• WRITTEN TASK:
Copy every line of the records below that holds the word "name".

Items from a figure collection
┌──

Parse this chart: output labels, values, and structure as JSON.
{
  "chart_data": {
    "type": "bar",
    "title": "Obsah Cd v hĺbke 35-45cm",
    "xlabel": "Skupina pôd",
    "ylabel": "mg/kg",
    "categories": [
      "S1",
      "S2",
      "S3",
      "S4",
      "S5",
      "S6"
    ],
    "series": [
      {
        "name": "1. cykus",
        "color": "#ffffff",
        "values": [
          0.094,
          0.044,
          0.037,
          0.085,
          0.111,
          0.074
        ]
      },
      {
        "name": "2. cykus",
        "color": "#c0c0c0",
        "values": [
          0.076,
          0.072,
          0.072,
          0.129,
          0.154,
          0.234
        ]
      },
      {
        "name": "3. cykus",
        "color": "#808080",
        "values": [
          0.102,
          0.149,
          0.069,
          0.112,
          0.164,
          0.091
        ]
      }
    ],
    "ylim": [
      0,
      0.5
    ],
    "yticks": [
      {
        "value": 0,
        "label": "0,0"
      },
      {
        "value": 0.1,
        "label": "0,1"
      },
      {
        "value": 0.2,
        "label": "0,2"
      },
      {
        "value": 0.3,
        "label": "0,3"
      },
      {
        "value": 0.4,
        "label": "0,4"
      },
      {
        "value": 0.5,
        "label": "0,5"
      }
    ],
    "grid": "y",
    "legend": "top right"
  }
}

└──

• RESPONSE TO THIS TASK:
        "name": "1. cykus",
        "name": "2. cykus",
        "name": "3. cykus",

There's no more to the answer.